**WHAT YOU SHOULD DO**. Note each line that includes the word "ylabel". Copy those lines.

**WORKING DATA**.
# # # # #

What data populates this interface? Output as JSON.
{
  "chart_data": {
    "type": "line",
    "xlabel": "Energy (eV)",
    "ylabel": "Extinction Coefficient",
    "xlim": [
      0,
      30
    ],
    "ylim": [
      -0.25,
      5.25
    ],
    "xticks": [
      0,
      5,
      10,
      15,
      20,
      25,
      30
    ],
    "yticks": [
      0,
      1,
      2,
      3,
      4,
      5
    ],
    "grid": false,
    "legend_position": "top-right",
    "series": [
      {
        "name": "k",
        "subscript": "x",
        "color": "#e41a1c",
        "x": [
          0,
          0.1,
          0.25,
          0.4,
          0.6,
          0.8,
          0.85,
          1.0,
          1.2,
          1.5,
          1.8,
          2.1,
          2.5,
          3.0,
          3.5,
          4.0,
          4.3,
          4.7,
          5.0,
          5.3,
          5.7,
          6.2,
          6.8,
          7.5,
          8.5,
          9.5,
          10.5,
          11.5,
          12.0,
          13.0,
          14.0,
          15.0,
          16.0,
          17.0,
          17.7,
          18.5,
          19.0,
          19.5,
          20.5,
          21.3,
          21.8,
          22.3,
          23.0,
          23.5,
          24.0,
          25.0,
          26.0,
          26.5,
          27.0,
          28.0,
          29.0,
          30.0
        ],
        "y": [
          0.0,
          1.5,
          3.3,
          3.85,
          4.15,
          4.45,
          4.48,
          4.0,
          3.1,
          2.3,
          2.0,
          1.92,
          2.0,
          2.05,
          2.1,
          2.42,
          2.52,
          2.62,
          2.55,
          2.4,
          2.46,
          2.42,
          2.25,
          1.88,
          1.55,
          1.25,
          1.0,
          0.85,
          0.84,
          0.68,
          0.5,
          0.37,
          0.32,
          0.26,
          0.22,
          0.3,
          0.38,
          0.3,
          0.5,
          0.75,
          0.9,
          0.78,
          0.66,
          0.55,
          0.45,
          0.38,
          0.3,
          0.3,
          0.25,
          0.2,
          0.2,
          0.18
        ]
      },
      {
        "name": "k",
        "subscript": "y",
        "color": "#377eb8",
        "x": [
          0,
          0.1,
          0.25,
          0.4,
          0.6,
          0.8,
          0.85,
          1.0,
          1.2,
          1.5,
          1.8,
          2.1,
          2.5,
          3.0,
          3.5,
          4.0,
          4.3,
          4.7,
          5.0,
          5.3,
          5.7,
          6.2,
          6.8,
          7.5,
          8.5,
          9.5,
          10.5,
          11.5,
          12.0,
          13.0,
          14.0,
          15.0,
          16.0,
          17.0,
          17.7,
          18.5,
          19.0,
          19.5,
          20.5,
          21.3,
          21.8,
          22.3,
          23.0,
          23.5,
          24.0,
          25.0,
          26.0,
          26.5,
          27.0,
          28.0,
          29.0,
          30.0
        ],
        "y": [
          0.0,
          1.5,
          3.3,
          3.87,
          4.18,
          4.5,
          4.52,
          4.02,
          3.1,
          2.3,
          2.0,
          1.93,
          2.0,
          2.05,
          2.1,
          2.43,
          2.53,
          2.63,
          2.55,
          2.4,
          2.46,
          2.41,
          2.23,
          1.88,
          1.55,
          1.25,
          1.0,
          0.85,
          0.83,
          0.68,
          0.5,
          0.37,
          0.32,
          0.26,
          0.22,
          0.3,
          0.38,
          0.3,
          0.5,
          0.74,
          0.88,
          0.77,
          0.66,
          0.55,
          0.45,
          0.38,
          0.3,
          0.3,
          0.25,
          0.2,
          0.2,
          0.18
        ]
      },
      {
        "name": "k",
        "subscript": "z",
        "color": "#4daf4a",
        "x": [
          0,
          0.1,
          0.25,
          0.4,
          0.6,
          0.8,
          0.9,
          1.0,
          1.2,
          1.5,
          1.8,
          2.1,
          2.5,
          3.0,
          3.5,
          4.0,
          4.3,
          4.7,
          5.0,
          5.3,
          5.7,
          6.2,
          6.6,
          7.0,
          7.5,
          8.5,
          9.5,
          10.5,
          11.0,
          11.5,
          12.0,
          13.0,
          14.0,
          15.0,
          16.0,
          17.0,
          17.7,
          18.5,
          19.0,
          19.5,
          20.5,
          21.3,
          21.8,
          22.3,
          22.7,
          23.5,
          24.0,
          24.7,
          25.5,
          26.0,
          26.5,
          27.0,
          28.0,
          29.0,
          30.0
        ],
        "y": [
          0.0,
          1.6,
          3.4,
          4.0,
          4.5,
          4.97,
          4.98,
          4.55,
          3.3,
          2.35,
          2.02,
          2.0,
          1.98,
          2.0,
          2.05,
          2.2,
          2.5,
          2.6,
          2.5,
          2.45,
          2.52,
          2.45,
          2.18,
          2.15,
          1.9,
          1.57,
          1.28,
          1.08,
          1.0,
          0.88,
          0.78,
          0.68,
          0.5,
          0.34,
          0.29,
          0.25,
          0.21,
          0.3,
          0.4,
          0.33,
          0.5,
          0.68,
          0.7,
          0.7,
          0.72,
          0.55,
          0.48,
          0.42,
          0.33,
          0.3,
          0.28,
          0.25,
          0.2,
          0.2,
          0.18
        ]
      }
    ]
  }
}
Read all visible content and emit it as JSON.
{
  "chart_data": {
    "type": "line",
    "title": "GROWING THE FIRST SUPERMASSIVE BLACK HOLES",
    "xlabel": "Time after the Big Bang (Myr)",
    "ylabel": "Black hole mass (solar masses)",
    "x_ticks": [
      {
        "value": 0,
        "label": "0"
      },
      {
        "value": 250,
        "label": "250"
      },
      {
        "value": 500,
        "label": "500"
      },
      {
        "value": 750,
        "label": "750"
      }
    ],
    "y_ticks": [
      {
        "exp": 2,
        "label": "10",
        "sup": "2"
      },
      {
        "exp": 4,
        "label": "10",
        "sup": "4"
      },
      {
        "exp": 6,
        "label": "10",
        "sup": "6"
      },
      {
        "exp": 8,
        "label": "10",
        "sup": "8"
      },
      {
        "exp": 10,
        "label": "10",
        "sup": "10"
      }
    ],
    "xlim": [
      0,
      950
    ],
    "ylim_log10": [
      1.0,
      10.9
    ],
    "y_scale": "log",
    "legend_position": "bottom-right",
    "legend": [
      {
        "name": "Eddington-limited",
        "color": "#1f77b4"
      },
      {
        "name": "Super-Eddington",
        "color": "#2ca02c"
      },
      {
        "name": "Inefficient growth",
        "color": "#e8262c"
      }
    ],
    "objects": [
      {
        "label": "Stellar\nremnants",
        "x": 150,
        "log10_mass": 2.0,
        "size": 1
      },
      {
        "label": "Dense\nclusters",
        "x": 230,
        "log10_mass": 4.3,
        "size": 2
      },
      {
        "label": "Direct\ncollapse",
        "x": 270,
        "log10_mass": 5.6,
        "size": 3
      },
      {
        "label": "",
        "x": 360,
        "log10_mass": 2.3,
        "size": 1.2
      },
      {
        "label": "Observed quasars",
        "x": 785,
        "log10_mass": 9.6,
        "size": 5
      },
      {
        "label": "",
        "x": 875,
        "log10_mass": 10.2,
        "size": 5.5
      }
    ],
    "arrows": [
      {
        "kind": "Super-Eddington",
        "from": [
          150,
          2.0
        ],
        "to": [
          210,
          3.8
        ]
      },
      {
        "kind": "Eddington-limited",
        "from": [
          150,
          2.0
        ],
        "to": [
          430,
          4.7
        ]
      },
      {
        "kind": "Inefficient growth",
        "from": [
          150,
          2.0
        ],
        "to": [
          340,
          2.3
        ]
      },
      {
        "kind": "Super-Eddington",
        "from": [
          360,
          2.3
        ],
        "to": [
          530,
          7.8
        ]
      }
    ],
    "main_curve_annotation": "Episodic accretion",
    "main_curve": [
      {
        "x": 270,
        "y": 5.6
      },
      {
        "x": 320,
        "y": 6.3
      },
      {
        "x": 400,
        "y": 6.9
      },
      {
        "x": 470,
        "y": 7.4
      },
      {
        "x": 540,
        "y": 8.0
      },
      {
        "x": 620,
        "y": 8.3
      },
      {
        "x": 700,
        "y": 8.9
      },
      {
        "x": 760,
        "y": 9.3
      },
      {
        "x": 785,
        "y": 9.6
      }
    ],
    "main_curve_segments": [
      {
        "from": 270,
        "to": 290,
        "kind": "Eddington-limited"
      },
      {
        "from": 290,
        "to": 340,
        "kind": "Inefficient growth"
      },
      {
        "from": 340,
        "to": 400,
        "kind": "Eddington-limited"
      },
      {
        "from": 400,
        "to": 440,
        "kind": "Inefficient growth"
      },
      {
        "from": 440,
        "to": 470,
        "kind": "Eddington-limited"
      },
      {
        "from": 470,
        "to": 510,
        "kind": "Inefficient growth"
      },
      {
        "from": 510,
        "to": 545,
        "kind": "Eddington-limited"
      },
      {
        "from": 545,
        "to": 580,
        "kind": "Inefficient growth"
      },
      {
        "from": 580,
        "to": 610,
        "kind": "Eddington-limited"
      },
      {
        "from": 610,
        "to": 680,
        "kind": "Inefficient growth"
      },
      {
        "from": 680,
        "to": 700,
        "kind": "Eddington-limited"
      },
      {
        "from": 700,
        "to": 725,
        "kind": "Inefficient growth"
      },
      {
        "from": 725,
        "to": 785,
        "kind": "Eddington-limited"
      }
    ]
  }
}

# # # # #

**COMPLETED EXERCISE**.
    "ylabel": "Extinction Coefficient",
    "ylabel": "Black hole mass (solar masses)",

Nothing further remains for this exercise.